Set task: Copy every line from the records below that holds the word "JSON".

Records supplied:
========================================
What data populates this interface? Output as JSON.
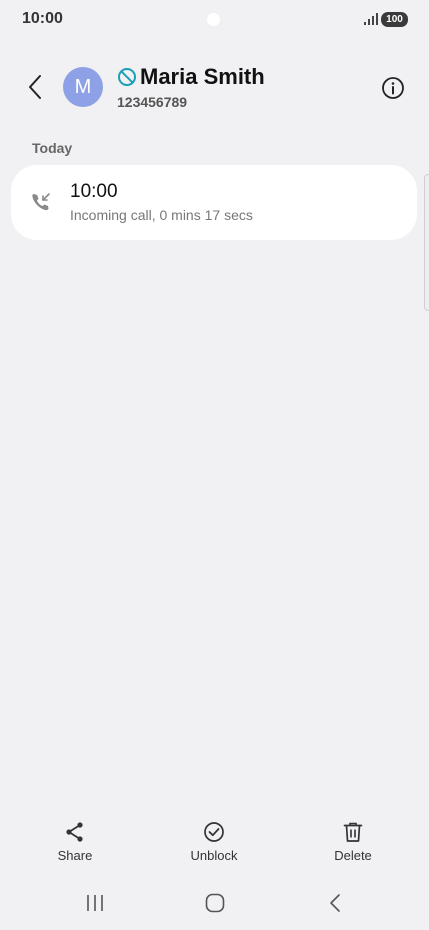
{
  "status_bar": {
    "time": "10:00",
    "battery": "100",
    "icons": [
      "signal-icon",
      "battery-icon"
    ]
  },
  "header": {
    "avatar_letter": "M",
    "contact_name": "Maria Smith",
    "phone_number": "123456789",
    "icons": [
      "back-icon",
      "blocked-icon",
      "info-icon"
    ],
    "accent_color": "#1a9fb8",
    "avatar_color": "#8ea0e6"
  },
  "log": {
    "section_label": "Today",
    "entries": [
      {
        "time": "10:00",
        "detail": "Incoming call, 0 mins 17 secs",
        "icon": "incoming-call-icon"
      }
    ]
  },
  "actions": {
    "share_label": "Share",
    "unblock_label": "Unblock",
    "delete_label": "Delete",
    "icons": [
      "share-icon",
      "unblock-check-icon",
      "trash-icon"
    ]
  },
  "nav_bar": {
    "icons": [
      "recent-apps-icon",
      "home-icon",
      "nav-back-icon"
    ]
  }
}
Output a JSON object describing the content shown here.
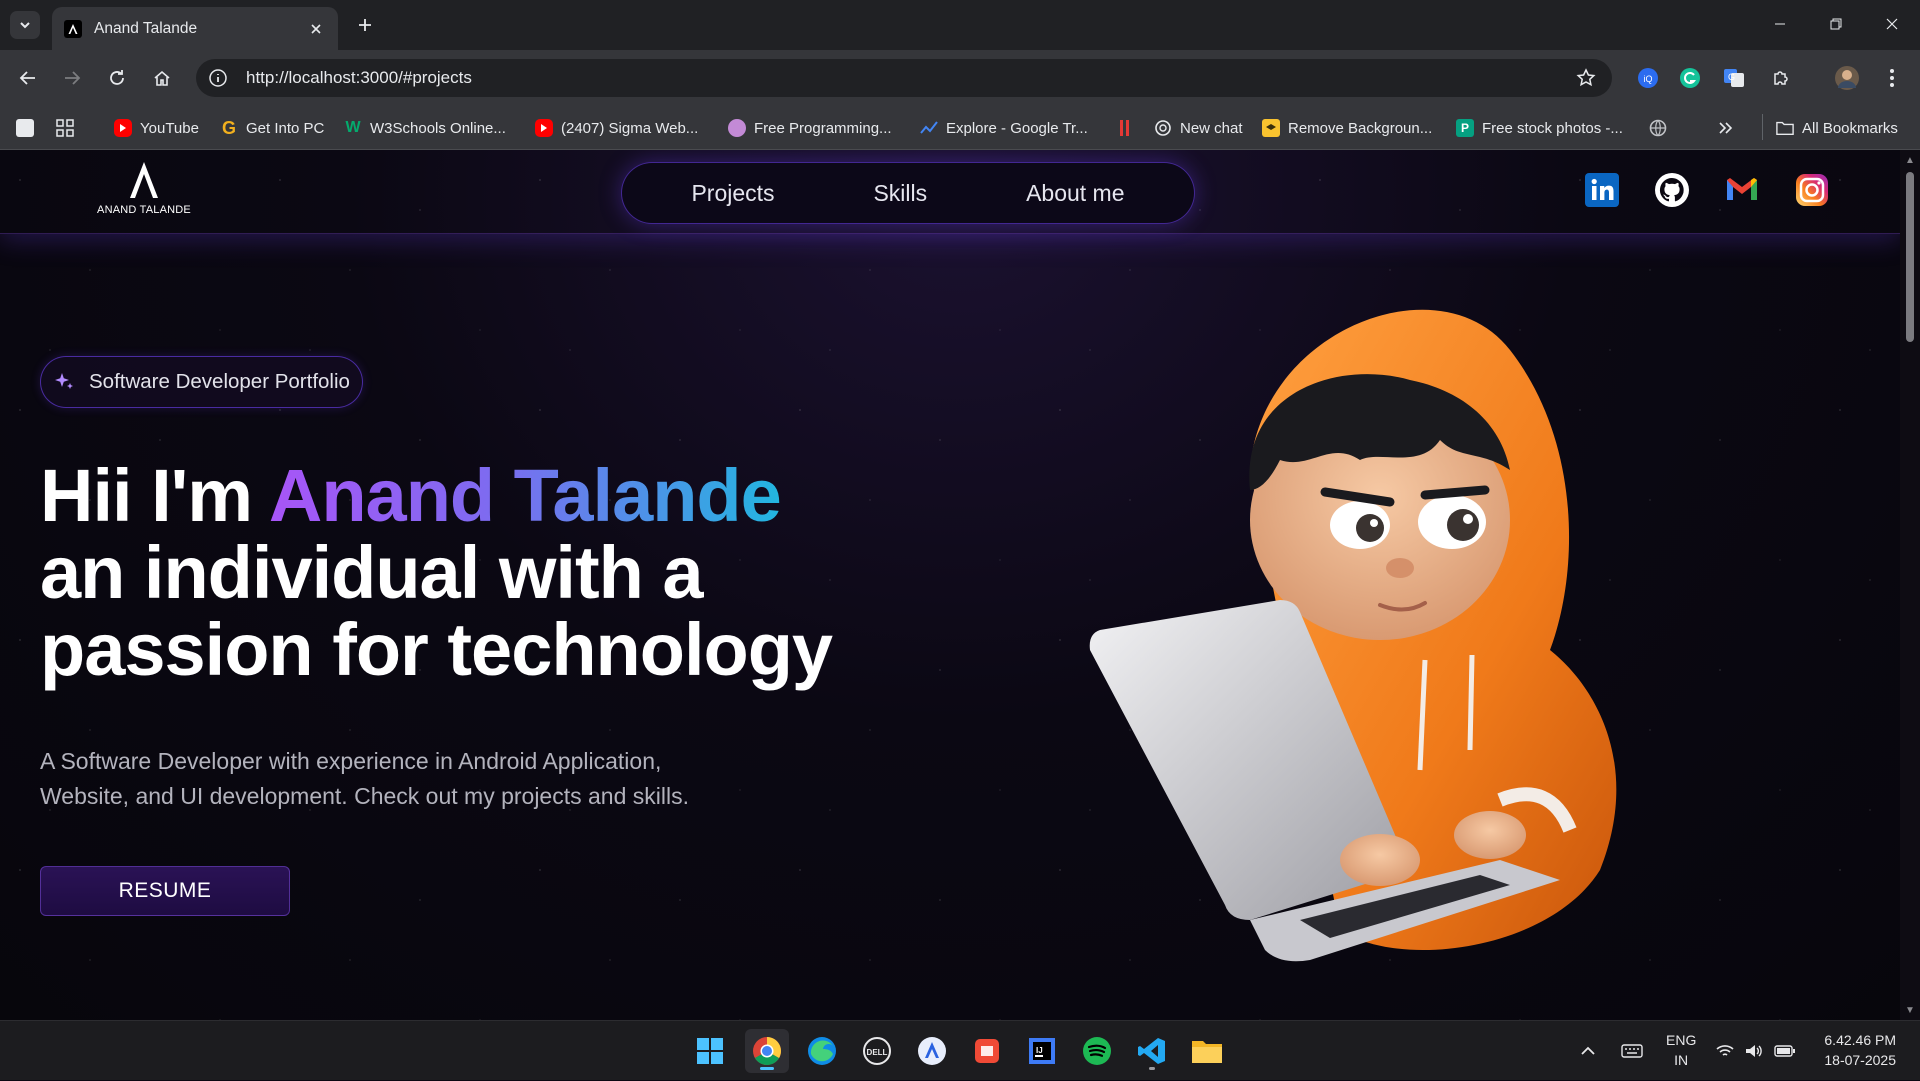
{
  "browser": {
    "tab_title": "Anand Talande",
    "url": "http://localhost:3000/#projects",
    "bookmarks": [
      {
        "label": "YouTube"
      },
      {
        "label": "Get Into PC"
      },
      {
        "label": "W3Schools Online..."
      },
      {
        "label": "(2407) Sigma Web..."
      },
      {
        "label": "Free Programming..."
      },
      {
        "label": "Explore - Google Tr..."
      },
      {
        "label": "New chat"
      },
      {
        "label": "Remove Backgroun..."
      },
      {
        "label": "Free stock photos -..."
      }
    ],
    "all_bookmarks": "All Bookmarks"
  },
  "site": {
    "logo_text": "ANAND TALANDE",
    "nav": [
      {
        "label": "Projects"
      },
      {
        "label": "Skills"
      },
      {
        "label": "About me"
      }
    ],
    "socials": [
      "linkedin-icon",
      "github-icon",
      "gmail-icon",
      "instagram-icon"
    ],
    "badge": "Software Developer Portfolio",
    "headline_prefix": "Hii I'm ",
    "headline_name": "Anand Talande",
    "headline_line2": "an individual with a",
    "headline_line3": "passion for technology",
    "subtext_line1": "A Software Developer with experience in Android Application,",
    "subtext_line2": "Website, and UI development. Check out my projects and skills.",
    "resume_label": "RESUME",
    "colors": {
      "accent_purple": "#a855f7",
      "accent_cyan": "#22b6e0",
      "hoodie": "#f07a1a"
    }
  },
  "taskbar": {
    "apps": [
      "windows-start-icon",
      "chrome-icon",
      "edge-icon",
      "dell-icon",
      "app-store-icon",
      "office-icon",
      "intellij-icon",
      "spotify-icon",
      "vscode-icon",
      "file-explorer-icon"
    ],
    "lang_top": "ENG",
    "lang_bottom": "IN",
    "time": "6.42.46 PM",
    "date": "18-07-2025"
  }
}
========================================
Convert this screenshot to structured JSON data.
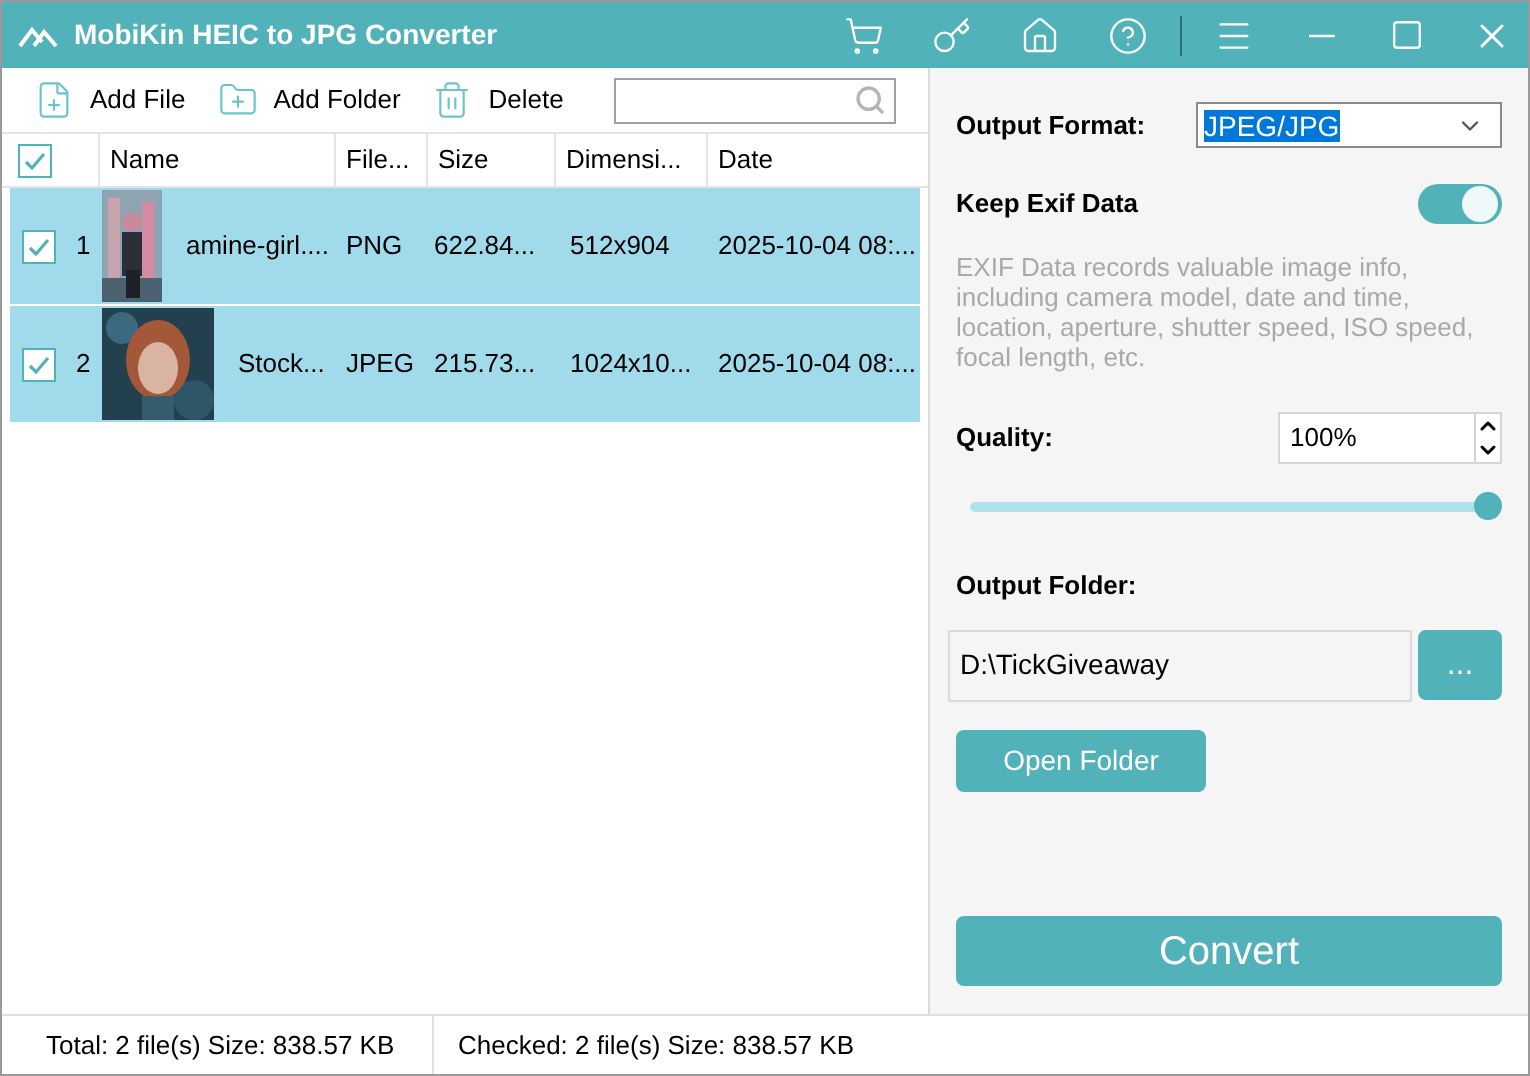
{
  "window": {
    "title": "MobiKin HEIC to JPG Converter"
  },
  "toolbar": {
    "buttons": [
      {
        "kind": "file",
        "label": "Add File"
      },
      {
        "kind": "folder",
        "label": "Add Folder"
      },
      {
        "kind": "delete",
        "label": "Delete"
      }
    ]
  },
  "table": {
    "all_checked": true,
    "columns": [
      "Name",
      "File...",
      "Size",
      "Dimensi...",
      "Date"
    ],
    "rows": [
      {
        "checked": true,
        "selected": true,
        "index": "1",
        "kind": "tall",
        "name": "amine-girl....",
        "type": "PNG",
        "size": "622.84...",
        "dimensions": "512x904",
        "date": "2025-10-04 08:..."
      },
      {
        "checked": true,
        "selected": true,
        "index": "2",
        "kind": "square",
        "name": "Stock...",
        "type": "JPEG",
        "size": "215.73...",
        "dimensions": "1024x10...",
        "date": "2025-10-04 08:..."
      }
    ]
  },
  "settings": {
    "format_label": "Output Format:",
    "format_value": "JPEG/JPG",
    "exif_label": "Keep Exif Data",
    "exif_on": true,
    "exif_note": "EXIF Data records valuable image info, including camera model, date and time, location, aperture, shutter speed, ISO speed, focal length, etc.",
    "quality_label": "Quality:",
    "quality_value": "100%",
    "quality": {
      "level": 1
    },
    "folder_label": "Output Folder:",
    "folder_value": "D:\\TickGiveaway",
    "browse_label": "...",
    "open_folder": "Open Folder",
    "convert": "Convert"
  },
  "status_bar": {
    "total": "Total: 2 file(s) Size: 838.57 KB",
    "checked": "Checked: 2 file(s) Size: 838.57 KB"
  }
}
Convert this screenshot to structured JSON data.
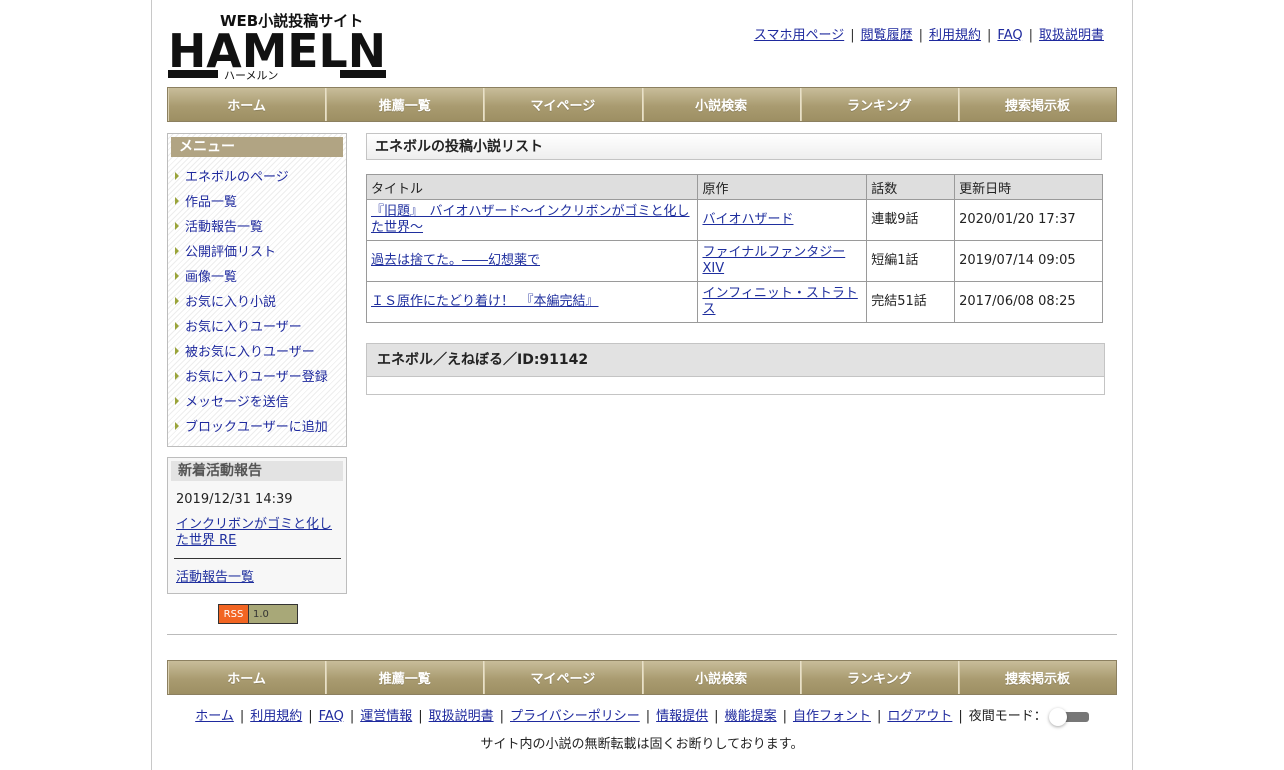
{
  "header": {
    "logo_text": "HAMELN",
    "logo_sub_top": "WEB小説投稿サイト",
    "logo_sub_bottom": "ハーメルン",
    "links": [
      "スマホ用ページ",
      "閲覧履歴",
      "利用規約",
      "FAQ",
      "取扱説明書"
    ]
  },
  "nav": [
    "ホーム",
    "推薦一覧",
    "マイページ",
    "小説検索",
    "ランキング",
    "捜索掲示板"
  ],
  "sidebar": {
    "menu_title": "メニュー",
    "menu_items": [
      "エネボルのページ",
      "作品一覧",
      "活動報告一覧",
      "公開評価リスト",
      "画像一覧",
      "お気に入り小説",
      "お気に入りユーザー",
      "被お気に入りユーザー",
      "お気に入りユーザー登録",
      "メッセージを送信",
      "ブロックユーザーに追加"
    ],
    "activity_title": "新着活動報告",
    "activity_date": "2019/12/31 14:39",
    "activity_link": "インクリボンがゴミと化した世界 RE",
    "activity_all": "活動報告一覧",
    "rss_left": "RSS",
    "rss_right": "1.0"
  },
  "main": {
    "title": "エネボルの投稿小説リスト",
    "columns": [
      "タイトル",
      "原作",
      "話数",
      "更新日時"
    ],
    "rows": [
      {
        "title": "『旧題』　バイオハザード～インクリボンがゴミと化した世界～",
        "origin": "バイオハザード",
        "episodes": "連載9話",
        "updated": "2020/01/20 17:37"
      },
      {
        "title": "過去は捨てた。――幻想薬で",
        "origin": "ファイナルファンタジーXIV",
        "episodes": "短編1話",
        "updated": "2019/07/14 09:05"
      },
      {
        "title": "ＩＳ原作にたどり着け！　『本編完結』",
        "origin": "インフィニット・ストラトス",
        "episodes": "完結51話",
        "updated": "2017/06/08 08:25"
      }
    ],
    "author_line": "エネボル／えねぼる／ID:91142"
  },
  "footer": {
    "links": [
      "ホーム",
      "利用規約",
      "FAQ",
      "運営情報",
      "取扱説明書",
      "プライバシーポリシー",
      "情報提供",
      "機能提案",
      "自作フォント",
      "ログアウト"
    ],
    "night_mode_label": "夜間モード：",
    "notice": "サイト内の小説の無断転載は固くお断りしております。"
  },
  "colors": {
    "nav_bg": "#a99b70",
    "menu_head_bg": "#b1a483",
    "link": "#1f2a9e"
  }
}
========================================
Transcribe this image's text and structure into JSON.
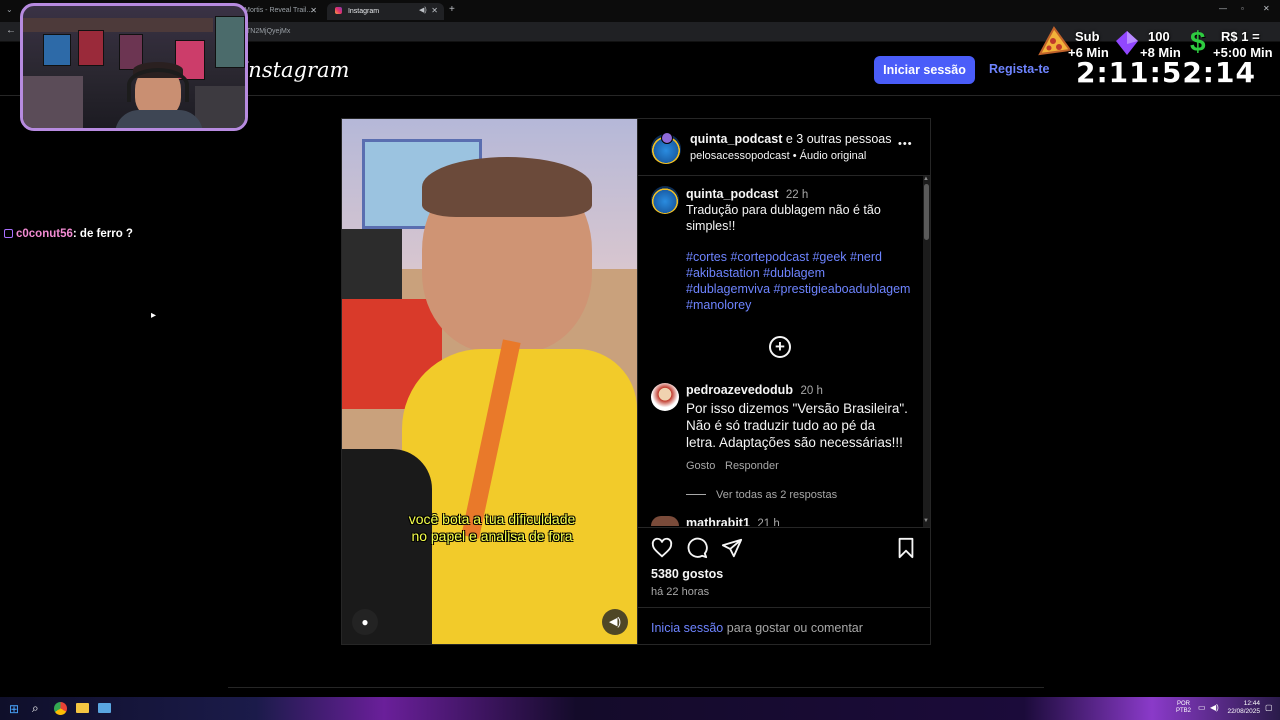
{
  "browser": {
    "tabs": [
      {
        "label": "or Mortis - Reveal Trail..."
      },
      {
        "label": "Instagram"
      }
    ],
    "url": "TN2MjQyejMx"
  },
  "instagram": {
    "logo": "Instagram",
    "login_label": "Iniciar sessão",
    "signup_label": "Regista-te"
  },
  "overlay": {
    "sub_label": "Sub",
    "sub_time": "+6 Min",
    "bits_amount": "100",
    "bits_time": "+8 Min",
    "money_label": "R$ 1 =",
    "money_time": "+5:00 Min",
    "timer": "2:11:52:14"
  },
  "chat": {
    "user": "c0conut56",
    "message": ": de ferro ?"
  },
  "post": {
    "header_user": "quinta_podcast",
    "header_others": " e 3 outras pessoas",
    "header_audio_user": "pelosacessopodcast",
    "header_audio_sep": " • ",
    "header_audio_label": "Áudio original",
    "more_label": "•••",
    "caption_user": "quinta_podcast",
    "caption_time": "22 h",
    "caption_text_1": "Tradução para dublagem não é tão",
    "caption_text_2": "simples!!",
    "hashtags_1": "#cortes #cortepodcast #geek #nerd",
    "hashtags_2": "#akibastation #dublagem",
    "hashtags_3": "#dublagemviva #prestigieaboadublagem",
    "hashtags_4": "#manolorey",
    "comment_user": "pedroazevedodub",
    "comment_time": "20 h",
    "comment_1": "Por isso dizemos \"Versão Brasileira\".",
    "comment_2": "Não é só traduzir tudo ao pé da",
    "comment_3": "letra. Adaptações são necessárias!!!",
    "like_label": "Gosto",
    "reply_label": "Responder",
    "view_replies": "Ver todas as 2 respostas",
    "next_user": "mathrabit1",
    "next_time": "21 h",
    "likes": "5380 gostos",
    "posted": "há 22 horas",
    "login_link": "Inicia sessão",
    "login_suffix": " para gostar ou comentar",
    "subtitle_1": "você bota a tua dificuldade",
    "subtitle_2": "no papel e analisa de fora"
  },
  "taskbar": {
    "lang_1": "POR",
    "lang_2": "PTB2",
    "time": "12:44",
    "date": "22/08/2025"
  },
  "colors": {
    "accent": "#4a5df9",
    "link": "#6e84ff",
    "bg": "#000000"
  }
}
========================================
Answer:
What data populates this interface? Output as JSON.
Output a JSON object describing the content shown here.
Convert this screenshot to structured JSON data.
Convert this screenshot to structured JSON data.
Transcribe this image's text and structure into JSON.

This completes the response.